◆ TASK GOAL:
Each entry must be given again exactly; images do not belong in the copy.

◆ Dataset entries:
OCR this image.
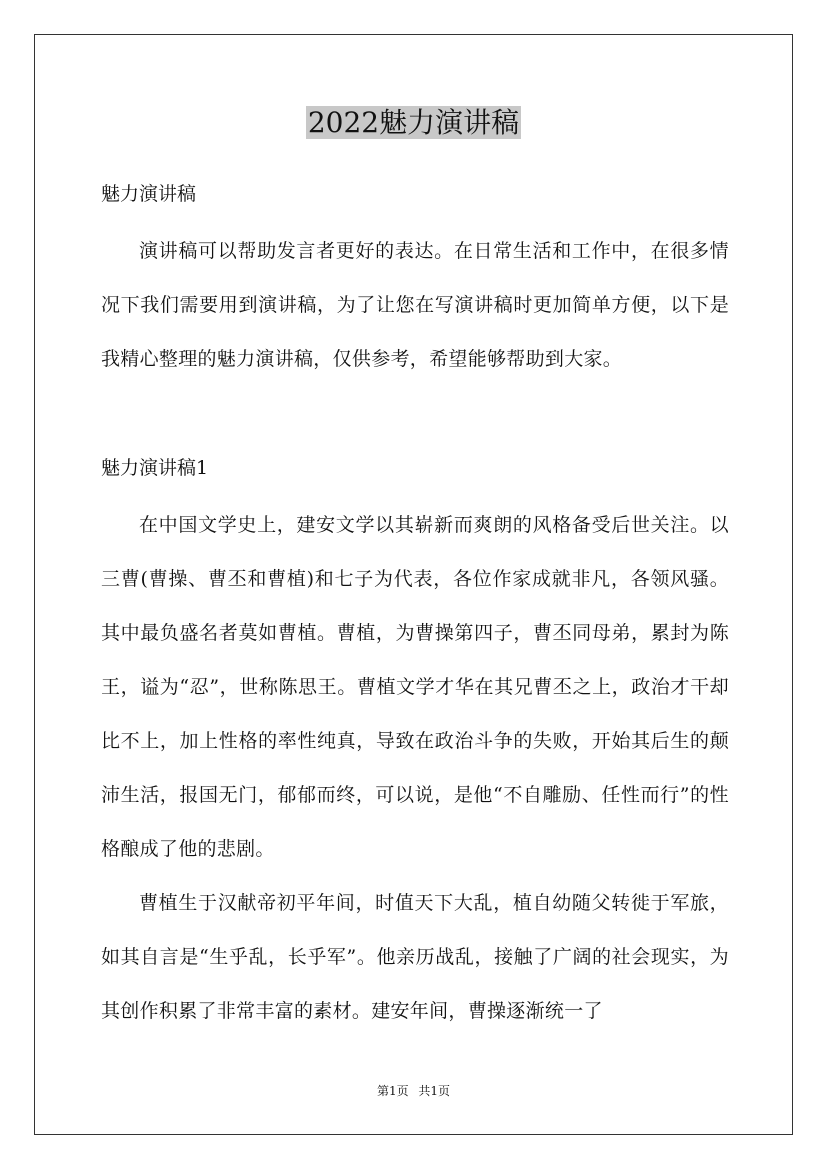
2022魅力演讲稿

魅力演讲稿

演讲稿可以帮助发言者更好的表达。在日常生活和工作中，在很多情况下我们需要用到演讲稿，为了让您在写演讲稿时更加简单方便，以下是我精心整理的魅力演讲稿，仅供参考，希望能够帮助到大家。

魅力演讲稿1

在中国文学史上，建安文学以其崭新而爽朗的风格备受后世关注。以三曹(曹操、曹丕和曹植)和七子为代表，各位作家成就非凡，各领风骚。其中最负盛名者莫如曹植。曹植，为曹操第四子，曹丕同母弟，累封为陈王，谥为“忍”，世称陈思王。曹植文学才华在其兄曹丕之上，政治才干却比不上，加上性格的率性纯真，导致在政治斗争的失败，开始其后生的颠沛生活，报国无门，郁郁而终，可以说，是他“不自雕励、任性而行”的性格酿成了他的悲剧。

曹植生于汉献帝初平年间，时值天下大乱，植自幼随父转徙于军旅，如其自言是“生乎乱，长乎军”。他亲历战乱，接触了广阔的社会现实，为其创作积累了非常丰富的素材。建安年间，曹操逐渐统一了

第1页 共1页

◆ THE COMPLETED TASK:
OCR this image.
2022魅力演讲稿

魅力演讲稿

演讲稿可以帮助发言者更好的表达。在日常生活和工作中，在很多情况下我们需要用到演讲稿，为了让您在写演讲稿时更加简单方便，以下是我精心整理的魅力演讲稿，仅供参考，希望能够帮助到大家。

魅力演讲稿1

在中国文学史上，建安文学以其崭新而爽朗的风格备受后世关注。以三曹(曹操、曹丕和曹植)和七子为代表，各位作家成就非凡，各领风骚。其中最负盛名者莫如曹植。曹植，为曹操第四子，曹丕同母弟，累封为陈王，谥为“忍”，世称陈思王。曹植文学才华在其兄曹丕之上，政治才干却比不上，加上性格的率性纯真，导致在政治斗争的失败，开始其后生的颠沛生活，报国无门，郁郁而终，可以说，是他“不自雕励、任性而行”的性格酿成了他的悲剧。

曹植生于汉献帝初平年间，时值天下大乱，植自幼随父转徙于军旅，如其自言是“生乎乱，长乎军”。他亲历战乱，接触了广阔的社会现实，为其创作积累了非常丰富的素材。建安年间，曹操逐渐统一了

第1页 共1页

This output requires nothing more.